▶ [Exercise directions]:
In your copy, repeat the records exactly and leave out the pictures.
══════
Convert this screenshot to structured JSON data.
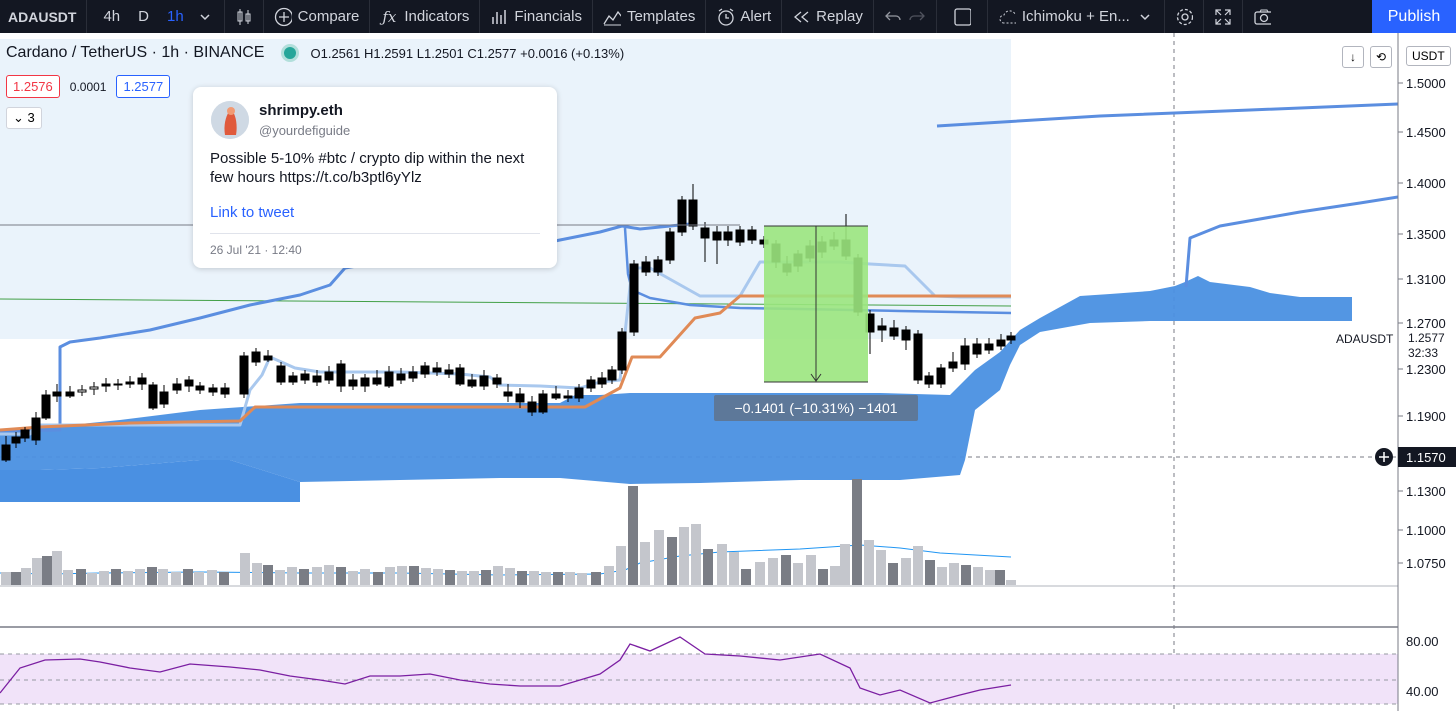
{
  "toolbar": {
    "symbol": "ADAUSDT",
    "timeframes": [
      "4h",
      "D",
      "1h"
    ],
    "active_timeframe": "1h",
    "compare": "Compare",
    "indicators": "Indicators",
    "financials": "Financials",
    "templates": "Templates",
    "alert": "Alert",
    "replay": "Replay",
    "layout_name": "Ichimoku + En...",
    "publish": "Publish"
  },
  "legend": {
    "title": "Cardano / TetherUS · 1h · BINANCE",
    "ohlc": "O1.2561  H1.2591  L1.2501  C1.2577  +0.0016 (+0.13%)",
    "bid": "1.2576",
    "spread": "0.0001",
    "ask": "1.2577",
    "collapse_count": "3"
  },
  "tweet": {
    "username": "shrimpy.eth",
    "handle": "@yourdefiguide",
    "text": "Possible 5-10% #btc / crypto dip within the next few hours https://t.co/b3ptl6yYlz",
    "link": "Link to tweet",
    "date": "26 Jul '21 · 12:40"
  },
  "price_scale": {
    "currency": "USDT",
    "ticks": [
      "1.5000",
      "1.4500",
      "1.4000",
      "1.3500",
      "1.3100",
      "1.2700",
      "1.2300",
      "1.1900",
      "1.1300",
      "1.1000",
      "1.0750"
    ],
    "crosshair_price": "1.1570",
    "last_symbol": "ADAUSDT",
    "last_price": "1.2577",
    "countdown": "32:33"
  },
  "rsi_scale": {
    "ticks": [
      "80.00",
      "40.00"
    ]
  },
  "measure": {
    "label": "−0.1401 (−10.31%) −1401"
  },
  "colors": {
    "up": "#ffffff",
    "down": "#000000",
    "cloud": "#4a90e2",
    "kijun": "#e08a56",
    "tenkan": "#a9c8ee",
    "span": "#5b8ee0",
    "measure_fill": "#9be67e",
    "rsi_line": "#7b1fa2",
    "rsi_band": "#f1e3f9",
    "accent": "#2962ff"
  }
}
══════
▶ [Finished task]:
Convert this screenshot to structured JSON data.
{
  "toolbar": {
    "symbol": "ADAUSDT",
    "timeframes": [
      "4h",
      "D",
      "1h"
    ],
    "active_timeframe": "1h",
    "compare": "Compare",
    "indicators": "Indicators",
    "financials": "Financials",
    "templates": "Templates",
    "alert": "Alert",
    "replay": "Replay",
    "layout_name": "Ichimoku + En...",
    "publish": "Publish"
  },
  "legend": {
    "title": "Cardano / TetherUS · 1h · BINANCE",
    "ohlc": "O1.2561  H1.2591  L1.2501  C1.2577  +0.0016 (+0.13%)",
    "bid": "1.2576",
    "spread": "0.0001",
    "ask": "1.2577",
    "collapse_count": "3"
  },
  "tweet": {
    "username": "shrimpy.eth",
    "handle": "@yourdefiguide",
    "text": "Possible 5-10% #btc / crypto dip within the next few hours https://t.co/b3ptl6yYlz",
    "link": "Link to tweet",
    "date": "26 Jul '21 · 12:40"
  },
  "price_scale": {
    "currency": "USDT",
    "ticks": [
      "1.5000",
      "1.4500",
      "1.4000",
      "1.3500",
      "1.3100",
      "1.2700",
      "1.2300",
      "1.1900",
      "1.1300",
      "1.1000",
      "1.0750"
    ],
    "crosshair_price": "1.1570",
    "last_symbol": "ADAUSDT",
    "last_price": "1.2577",
    "countdown": "32:33"
  },
  "rsi_scale": {
    "ticks": [
      "80.00",
      "40.00"
    ]
  },
  "measure": {
    "label": "−0.1401 (−10.31%) −1401"
  },
  "colors": {
    "up": "#ffffff",
    "down": "#000000",
    "cloud": "#4a90e2",
    "kijun": "#e08a56",
    "tenkan": "#a9c8ee",
    "span": "#5b8ee0",
    "measure_fill": "#9be67e",
    "rsi_line": "#7b1fa2",
    "rsi_band": "#f1e3f9",
    "accent": "#2962ff"
  }
}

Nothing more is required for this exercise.